Politik

Strategi Penguatan Ketahanan Pangan, Petani Harus Dapat Peran

ADIKARYA PARLEMEN

BANDUNG, elJabar.com — Ketahanan pangan merupakan salah satu isu strategis dalam konteks pembangunan negara. Dimana para pakar mengungkapkan bahwa ketahanan pangan memiliki fungsi ganda, yakni sebagai sasaran utama pembangunan dan sebagai instrumen utama  pembangunan ekonomi.

Ketahanan pangan merupakan konsep yang multidimensi, meliputi mata rantai sistem pangan dan gizi, mulai dari produksi, distribusi, konsumsi, dan status gizi.

Secara ringkas menurut para pakar ketahanan pangan sebenarnya hanya menyangkut tiga hal penting, yaitu ketersediaan, akses, dan konsumsi pangan.

Berdasarkan UU No.18/2012  bahwa ketahanan pangan adalah kondisi terpenuhinya pangan bagi negara sampai dengan perseorangan, yang tercermin dari tersedianya Pangan yang cukup, baik jumlah maupun mutunya, aman, beragam, bergizi, merata, dan terjangkau serta tidak bertentangan dengan agama, keyakinan dan budaya masyarakat untuk dapat hidup sehat, aktif dan produktif secara berkelanjutan.

▸ Data yang Diberikan

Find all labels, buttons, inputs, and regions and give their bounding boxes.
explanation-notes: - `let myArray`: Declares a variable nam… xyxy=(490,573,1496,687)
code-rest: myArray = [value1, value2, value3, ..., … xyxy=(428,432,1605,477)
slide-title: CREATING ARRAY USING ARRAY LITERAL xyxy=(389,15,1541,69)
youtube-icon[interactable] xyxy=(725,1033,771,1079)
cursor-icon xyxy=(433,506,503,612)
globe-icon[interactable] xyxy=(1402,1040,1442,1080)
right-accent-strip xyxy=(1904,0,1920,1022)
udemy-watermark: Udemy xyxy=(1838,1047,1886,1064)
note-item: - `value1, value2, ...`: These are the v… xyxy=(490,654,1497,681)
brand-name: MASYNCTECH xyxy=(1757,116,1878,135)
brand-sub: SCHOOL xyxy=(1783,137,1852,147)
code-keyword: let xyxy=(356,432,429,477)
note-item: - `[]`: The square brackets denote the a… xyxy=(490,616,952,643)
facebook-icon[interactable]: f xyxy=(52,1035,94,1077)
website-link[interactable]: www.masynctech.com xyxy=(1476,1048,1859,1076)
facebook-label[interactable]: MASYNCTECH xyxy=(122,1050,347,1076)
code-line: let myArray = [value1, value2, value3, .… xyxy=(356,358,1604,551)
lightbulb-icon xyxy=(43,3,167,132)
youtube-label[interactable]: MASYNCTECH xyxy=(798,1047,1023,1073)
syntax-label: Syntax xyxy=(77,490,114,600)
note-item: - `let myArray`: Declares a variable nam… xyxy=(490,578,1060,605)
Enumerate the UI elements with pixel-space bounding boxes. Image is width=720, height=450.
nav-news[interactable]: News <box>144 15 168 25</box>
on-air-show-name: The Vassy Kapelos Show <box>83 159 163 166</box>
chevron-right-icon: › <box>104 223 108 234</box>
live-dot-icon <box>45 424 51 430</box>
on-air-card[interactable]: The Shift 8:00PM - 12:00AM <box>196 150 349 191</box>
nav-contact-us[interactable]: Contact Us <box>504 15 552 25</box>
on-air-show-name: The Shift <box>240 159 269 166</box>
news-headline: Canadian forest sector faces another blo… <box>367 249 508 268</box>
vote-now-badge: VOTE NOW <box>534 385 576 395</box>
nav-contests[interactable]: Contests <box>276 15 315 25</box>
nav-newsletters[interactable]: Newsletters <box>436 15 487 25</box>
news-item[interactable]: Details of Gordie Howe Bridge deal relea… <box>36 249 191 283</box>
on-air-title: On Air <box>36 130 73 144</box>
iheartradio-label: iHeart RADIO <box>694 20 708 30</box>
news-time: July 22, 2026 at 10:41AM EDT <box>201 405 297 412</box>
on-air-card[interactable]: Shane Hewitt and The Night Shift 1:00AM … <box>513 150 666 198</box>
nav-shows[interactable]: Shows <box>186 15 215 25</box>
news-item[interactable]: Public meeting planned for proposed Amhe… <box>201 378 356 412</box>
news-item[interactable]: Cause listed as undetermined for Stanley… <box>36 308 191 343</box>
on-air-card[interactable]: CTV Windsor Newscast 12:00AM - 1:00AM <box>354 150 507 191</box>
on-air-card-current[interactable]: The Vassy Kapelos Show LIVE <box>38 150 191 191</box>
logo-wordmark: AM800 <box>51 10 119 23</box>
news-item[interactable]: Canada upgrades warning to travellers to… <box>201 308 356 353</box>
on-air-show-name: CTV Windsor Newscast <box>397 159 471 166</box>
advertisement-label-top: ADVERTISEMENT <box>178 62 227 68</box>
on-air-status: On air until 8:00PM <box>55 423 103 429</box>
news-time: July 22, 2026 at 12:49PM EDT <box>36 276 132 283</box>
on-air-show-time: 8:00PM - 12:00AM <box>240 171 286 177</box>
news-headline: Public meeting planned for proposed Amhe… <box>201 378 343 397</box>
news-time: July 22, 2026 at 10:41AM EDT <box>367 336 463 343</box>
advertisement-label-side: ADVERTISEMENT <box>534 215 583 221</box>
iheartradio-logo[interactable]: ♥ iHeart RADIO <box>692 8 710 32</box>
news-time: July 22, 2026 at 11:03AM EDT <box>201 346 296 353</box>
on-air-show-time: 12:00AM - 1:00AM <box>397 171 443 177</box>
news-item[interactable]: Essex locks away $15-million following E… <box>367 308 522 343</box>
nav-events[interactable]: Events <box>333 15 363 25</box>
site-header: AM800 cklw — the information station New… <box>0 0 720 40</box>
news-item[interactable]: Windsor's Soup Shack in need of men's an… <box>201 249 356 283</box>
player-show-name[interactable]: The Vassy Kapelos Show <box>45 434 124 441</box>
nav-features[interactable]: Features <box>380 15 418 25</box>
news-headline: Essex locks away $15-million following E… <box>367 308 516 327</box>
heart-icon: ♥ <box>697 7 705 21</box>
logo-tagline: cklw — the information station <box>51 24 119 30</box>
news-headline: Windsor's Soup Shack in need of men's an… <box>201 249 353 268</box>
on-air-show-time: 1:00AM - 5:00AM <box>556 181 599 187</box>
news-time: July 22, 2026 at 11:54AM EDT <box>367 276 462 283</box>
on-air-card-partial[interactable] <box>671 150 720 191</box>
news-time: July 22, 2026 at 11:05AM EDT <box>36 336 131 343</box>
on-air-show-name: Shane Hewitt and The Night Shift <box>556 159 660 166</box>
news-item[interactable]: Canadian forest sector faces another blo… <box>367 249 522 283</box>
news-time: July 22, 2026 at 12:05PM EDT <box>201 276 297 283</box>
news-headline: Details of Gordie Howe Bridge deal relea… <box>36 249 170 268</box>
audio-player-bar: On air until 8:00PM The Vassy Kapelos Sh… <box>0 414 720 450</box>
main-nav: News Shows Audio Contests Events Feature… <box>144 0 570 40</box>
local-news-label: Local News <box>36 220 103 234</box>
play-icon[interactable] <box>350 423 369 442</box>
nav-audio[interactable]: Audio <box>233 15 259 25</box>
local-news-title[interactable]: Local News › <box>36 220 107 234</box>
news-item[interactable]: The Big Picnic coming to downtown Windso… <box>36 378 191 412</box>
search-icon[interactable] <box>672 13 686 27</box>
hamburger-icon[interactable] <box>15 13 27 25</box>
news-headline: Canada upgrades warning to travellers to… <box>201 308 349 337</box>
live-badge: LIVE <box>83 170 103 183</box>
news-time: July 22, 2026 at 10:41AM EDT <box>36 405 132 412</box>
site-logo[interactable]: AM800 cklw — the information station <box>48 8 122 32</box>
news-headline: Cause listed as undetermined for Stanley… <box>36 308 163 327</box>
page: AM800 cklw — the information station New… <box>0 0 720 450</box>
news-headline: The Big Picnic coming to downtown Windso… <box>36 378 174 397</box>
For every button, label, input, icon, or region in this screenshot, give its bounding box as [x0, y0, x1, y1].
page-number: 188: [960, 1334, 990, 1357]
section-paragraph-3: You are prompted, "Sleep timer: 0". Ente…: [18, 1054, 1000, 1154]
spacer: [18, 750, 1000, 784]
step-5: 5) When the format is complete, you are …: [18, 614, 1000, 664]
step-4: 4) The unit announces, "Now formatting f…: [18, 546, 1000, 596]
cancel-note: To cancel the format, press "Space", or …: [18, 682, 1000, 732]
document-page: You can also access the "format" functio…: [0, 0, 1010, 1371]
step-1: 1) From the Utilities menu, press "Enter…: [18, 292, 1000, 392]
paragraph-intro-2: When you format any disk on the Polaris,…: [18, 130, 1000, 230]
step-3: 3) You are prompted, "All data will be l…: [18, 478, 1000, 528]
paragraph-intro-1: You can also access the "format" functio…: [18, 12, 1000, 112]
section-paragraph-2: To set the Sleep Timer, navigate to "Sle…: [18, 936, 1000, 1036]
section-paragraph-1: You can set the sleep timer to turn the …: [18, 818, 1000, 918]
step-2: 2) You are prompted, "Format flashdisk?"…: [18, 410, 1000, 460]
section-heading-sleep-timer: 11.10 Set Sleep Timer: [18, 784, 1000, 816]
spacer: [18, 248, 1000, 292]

▸ Deskripsi Latihan
Tolong lanjutkan artikel tentang ketahanan pangan setelah kalimat terakhirnya. Baris-baris data merupakan bahan tersendiri yang tidak termasuk dalam artikel tentang ketahanan pangan.

▸ Jawaban Benar
Namun menurut Wakil Ketua Komisi 2 DPRD Jawa Barat, Heri Ukasah, harus diakui bahwa saat ini ketahanan pangan belum menyentuh masyarakat secara keseluruhan, meskipun ketahanan pangan secara nasional terpenuhi.

Sejumlah kebijakan dan regulasi yang ada, tidak sesuai implementasi dilapangan. Sehingga hal ini menurut Heri Ukasah, terjadi ketimpangan dan rawan pangan masih terjadi di tengah-tengah masyarakat.

“Harus diakui, persoalan ketahanan pangan masih melanda masyarakat kita. Ini harus menjadi perhatian serius,” tandas Heri Ukasah kepada eljabar.com.

Memang disadari bahwa untuk mencapai pembangunan ketahanan pangan, tidaklah mudah. Namun dengan tekad dan kerjasama semua sector, pusat dan daerah, tujuan dan sasaran pembangunan ketahanan pangan nasional sampai masyarakat perorangan.

Krisis pangan yang terjadi pada tahun-tahun belakangan menggambarkan penurunan produktivitas hasil pertanian. Selain dikarenakan tidak meratanya distribusi bahan pangan, juga akibat penimbunan bahan pangan oleh swasta. Oleh karena itu, pemerintah dituntut ekstra keras, menangani persoalan ini.

Pemerintah juga memiliki kewajiban untuk lebih memperhatikan pembaruan agraria, yang menjamin akses dan kontrol petani atas sumber daya agraria, serta didukung industri dan perdagangan yang mendukung pertanian.

Permasalahan pangan ini menguat sejak dilakukannya penyeragaman bahan makanan pokok masyarakat. Masyarakat yang secara adat dan turun temurun, sesungguhnya sudah memiliki makanan pokoknya seperti jagung, sagu, gaplek dan lain sebagainya, diarahkan pada mngkonsumsi beras sebagai sumber bahan pangan pokok.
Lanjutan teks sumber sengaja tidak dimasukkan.